DATASET ENTRIES =>

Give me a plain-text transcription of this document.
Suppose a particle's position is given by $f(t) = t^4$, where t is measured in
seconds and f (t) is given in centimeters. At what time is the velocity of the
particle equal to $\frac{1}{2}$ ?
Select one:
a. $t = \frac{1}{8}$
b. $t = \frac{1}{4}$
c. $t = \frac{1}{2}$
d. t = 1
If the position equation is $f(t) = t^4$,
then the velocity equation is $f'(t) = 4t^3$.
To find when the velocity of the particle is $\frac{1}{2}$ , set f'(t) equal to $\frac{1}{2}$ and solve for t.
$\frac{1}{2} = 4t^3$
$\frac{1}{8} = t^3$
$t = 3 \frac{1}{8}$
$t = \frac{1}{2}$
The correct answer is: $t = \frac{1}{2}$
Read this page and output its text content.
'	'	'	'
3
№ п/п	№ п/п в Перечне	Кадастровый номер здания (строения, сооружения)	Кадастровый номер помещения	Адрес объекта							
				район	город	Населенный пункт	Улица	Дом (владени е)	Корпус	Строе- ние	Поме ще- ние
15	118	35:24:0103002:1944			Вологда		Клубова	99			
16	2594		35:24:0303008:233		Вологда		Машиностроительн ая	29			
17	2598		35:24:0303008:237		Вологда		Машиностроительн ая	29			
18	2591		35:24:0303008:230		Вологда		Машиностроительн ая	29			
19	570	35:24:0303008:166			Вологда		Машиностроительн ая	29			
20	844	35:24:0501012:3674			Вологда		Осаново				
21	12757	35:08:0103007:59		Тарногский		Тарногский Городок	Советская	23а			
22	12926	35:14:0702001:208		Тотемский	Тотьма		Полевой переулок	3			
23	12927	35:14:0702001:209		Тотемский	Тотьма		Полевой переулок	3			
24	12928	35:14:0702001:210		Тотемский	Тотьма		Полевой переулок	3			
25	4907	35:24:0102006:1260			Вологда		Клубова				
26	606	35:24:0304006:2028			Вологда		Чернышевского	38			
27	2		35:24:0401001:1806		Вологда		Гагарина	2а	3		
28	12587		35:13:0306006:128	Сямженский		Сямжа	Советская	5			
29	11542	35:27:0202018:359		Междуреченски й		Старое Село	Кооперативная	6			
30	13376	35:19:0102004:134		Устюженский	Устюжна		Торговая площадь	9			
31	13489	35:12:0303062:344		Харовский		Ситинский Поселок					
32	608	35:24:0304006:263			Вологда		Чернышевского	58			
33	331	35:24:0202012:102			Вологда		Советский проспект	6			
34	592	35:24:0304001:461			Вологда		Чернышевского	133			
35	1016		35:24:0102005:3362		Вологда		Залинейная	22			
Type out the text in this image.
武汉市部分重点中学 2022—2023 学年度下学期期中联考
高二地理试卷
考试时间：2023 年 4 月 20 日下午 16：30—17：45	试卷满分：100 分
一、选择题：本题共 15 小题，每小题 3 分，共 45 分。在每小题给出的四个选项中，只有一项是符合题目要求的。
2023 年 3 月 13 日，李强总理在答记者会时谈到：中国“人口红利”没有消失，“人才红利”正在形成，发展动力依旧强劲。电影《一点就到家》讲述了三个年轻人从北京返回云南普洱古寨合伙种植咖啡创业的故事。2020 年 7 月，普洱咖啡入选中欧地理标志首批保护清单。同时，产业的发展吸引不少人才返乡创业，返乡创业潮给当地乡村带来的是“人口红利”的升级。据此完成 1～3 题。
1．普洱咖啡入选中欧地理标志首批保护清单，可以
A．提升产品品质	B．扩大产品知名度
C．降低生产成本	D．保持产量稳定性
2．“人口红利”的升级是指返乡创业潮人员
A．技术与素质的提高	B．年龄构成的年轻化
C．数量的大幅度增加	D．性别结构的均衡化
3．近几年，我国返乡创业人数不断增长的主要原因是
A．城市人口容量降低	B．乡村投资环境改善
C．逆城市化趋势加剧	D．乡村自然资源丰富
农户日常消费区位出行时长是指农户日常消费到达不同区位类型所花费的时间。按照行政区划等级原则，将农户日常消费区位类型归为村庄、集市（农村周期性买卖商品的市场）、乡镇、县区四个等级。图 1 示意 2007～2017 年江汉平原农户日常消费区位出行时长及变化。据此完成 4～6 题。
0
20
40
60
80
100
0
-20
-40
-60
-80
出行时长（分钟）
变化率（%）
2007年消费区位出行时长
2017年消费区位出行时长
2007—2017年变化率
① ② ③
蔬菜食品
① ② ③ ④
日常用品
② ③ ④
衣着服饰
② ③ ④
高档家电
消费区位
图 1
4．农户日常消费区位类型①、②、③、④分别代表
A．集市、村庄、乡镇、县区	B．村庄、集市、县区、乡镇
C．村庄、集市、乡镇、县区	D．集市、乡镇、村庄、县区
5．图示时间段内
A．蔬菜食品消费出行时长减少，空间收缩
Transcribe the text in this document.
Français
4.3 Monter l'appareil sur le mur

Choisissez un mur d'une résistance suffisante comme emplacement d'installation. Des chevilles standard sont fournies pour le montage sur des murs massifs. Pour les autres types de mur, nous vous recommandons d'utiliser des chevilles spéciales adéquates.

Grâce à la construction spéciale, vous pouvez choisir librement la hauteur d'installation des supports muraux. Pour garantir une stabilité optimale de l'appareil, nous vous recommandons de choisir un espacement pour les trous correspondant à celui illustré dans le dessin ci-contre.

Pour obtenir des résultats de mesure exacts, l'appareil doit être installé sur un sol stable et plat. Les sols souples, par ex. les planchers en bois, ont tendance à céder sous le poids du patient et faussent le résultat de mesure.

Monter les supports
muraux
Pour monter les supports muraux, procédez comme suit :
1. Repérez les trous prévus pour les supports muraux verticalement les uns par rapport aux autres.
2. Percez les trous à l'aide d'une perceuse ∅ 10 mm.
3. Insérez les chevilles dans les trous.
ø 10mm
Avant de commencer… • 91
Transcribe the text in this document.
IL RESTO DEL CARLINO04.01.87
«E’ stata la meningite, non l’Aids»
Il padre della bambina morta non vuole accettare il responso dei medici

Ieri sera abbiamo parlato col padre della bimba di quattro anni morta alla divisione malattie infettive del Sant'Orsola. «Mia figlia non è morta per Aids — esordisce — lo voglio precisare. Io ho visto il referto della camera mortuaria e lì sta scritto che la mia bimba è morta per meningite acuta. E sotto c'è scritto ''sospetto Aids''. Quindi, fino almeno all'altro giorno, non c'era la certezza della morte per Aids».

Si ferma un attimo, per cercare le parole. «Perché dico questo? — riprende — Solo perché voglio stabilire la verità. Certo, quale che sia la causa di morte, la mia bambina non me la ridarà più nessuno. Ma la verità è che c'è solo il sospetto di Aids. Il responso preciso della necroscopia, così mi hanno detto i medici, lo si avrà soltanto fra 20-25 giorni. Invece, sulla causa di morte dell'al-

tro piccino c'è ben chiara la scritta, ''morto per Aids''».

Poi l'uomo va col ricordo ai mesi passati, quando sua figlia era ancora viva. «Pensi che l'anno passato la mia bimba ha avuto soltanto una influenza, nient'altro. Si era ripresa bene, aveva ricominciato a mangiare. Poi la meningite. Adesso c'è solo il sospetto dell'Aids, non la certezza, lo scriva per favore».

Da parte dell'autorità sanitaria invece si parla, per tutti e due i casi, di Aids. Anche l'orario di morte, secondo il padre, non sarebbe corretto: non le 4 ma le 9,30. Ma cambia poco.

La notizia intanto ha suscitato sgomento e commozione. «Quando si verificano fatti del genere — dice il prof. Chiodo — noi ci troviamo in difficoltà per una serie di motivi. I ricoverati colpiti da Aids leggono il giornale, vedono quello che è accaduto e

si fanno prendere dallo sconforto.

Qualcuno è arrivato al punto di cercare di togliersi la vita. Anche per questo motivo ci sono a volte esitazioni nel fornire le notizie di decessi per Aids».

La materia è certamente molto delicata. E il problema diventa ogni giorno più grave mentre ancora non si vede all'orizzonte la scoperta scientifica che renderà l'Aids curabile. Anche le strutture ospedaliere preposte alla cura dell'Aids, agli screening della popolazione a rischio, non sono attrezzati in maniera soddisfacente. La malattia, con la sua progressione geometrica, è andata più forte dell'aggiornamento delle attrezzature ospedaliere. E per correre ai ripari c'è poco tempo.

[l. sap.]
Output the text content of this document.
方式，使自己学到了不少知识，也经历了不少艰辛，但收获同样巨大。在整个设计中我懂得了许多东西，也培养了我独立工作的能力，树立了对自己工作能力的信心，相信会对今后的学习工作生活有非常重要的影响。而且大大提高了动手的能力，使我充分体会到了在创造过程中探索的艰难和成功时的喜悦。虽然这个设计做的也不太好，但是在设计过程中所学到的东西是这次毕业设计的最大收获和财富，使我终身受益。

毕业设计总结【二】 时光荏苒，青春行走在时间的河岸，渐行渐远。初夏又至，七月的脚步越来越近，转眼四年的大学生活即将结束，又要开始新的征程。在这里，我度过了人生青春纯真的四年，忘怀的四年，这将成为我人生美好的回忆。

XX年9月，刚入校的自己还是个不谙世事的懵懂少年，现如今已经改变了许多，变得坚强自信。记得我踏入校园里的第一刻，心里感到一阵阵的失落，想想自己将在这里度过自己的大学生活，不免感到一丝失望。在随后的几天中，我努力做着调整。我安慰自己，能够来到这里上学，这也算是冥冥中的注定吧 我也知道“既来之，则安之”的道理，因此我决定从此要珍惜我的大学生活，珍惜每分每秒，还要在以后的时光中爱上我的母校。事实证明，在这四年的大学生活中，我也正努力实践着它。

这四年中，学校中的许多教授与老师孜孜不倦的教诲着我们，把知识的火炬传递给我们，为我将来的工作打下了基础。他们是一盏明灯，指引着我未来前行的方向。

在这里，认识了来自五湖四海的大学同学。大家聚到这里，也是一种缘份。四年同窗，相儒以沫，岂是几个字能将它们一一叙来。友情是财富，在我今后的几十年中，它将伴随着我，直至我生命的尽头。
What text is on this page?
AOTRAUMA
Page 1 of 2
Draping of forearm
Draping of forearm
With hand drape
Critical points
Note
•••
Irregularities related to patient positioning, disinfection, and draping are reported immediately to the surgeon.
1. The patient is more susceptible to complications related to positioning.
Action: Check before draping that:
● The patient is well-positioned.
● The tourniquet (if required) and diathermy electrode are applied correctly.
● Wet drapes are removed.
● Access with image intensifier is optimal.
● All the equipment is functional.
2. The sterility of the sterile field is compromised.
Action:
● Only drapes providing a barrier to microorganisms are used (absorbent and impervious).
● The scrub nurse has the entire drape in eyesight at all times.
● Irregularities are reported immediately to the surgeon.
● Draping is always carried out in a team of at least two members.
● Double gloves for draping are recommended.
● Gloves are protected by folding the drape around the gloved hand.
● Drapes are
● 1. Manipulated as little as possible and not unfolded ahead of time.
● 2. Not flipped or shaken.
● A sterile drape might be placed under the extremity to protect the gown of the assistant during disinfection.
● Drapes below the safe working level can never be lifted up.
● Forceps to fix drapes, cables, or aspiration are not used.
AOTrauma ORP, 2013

PROMPT => From the listing above, collect each line in which the string "immediately" appears.

RESPONSE TO THE EXERCISE =>
Irregularities related to patient positioning, disinfection, and draping are reported immediately to the surgeon.
● Irregularities are reported immediately to the surgeon.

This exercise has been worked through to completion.